Task data »

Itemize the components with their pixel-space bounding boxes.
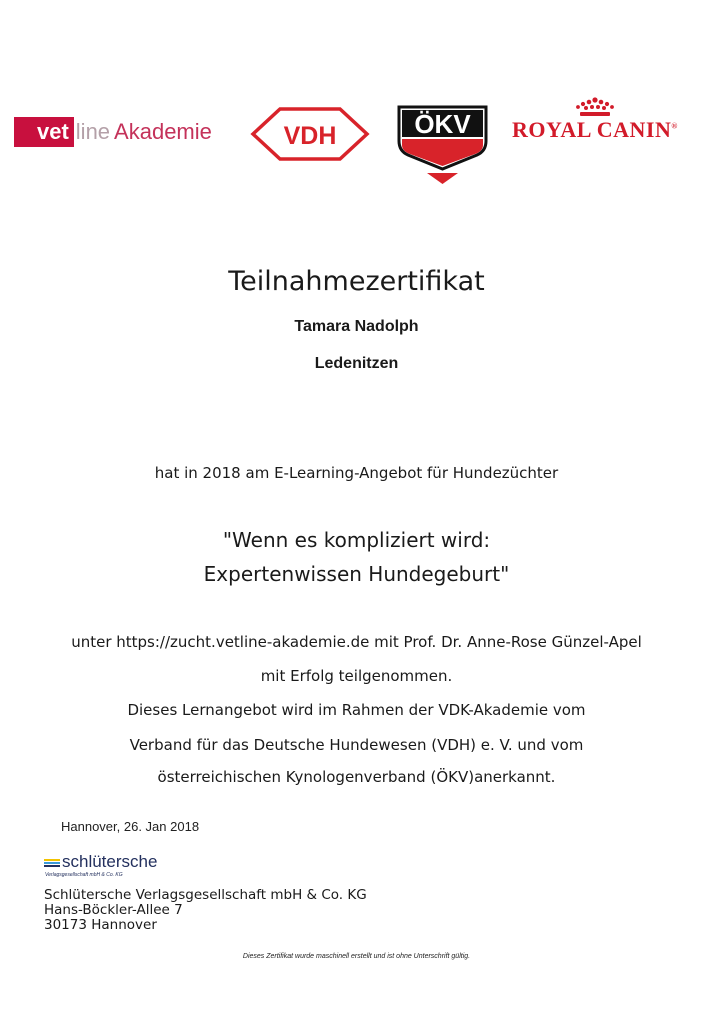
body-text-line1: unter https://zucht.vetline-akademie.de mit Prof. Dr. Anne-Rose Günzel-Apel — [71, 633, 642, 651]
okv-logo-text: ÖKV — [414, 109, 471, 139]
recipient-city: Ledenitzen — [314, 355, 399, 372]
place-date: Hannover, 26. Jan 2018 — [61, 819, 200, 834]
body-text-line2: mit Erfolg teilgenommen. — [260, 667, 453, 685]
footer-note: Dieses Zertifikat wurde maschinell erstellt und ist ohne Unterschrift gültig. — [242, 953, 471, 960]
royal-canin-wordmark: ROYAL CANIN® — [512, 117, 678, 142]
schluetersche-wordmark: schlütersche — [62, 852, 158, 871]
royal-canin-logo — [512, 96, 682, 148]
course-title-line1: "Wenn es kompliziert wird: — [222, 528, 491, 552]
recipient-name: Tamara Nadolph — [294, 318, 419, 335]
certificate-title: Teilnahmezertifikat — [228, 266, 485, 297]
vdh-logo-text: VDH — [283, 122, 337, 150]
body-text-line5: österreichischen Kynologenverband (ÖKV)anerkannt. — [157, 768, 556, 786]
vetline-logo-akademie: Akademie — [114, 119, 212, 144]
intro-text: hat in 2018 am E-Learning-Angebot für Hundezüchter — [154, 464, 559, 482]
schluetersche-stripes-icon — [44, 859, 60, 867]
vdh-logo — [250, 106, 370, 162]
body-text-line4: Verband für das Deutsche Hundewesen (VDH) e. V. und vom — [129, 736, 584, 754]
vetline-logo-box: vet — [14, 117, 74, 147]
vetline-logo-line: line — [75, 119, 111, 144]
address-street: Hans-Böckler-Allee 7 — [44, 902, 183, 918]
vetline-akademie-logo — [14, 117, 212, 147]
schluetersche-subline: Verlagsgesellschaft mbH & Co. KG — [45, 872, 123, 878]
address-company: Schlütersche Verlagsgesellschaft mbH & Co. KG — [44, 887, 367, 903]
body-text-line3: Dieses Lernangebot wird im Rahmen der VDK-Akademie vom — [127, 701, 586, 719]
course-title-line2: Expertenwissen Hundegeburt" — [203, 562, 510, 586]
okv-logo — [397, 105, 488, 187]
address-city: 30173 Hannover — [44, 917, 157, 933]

--

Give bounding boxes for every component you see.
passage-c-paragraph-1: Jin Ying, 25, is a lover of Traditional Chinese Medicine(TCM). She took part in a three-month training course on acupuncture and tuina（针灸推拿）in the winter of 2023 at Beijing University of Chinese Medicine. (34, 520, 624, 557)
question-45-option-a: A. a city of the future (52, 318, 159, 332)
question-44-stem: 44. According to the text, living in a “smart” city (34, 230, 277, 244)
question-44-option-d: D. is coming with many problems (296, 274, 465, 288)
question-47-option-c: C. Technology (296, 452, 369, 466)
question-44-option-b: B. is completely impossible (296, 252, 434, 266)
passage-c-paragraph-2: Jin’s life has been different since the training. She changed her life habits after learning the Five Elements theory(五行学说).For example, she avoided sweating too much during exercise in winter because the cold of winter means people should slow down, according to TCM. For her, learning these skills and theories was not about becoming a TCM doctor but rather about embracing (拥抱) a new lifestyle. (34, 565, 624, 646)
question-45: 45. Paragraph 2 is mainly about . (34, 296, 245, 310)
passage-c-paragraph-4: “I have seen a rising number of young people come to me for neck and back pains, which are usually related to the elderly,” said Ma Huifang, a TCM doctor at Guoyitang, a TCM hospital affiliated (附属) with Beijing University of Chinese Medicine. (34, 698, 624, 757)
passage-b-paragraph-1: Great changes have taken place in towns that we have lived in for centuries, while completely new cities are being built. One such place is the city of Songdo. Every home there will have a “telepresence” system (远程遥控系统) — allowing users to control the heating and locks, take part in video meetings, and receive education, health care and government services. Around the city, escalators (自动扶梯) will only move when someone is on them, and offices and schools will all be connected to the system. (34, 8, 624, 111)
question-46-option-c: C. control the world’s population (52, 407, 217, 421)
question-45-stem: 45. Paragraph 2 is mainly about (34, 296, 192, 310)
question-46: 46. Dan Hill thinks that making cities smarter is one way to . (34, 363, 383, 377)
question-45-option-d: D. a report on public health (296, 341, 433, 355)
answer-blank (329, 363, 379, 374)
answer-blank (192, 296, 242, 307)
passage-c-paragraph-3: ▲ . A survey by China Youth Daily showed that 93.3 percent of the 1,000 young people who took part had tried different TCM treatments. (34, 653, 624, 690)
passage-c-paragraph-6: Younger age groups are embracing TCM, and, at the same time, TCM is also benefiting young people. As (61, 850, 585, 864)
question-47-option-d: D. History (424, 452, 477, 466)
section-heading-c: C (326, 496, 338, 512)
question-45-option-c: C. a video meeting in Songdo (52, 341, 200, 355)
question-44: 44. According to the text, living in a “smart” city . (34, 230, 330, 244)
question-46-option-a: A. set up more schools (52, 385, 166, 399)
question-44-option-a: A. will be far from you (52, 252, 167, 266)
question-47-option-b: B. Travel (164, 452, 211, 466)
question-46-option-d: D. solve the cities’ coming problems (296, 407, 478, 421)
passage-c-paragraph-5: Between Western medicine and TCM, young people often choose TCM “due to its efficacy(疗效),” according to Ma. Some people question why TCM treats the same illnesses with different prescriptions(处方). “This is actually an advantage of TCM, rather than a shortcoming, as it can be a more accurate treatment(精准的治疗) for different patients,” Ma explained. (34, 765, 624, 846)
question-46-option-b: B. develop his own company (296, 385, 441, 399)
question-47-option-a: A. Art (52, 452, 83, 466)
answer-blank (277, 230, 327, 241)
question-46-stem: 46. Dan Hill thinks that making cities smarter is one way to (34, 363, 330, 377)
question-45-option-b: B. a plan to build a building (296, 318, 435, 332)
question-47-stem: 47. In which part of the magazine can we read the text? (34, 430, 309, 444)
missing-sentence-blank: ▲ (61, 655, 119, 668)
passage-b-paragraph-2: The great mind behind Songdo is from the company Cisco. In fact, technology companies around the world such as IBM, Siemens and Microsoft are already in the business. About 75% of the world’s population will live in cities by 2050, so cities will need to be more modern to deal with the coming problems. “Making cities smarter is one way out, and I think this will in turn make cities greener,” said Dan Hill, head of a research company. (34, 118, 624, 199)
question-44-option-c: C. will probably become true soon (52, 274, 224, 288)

==

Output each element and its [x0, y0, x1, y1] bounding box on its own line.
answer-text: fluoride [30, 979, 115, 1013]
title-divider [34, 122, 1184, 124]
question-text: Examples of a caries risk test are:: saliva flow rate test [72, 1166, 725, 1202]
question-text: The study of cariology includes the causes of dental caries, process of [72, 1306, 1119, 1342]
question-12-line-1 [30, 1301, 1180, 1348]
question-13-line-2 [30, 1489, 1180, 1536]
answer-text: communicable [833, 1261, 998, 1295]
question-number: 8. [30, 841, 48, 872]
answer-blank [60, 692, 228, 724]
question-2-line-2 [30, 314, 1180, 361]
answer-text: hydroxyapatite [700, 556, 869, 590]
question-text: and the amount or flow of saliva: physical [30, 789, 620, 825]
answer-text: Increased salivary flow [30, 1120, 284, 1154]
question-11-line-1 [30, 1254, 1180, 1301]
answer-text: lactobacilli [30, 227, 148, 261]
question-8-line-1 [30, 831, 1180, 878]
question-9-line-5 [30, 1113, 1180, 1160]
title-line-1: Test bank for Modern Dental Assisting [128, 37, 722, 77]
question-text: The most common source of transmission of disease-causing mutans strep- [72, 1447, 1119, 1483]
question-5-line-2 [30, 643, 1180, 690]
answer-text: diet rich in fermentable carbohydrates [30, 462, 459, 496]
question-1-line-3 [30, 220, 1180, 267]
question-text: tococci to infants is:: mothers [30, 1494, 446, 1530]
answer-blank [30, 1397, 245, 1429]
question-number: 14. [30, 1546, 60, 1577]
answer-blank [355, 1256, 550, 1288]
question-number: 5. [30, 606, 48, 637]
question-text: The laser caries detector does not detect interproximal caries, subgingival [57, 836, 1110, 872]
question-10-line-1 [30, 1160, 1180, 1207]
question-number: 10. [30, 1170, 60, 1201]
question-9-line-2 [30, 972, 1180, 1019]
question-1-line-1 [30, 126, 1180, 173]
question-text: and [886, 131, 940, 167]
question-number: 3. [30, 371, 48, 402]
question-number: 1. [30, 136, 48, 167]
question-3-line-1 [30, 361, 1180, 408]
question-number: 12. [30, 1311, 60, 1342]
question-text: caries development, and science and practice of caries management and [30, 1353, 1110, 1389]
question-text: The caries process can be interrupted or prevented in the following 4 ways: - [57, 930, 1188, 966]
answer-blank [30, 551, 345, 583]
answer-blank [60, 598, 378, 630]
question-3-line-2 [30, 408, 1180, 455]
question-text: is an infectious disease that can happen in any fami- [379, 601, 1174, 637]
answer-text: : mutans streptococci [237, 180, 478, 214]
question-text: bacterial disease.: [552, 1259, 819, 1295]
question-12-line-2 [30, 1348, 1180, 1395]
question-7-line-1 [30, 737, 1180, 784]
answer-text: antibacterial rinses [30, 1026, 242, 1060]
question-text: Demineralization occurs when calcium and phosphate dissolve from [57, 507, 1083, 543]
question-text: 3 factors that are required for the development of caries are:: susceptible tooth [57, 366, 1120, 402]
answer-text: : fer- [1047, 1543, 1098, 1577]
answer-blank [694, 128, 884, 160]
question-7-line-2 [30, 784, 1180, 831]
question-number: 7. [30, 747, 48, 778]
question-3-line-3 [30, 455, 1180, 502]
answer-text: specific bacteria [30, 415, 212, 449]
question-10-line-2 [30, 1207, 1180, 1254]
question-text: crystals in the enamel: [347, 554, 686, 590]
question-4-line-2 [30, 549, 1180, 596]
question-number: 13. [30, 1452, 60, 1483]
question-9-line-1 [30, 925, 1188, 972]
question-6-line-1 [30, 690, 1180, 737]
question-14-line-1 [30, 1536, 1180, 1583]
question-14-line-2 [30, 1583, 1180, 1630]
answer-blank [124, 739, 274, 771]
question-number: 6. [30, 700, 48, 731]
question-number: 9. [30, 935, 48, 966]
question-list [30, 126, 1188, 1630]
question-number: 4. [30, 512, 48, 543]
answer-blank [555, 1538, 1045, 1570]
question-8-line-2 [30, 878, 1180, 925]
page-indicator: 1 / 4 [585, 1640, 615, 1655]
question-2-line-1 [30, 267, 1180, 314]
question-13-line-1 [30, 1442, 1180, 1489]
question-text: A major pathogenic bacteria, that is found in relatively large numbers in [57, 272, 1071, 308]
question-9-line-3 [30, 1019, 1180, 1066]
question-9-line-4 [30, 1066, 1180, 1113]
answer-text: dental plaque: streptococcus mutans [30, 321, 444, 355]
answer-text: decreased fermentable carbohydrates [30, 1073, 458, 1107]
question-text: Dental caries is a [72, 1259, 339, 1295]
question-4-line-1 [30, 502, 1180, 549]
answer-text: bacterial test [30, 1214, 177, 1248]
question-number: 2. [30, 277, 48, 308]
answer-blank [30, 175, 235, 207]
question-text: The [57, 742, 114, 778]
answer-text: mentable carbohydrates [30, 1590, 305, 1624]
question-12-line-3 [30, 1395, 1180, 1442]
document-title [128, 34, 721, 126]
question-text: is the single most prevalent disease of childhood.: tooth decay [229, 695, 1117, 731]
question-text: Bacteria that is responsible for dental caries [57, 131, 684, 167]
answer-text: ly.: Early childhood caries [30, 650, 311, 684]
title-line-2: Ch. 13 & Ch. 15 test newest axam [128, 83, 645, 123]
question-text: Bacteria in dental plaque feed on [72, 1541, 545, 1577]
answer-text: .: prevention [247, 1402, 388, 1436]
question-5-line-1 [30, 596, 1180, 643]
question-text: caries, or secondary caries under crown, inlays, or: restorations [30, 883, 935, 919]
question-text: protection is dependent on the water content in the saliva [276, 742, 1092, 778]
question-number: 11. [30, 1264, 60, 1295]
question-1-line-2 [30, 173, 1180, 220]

What you are asked to do »
Find how many lines above include "which", then write only that count.

Your solution »
2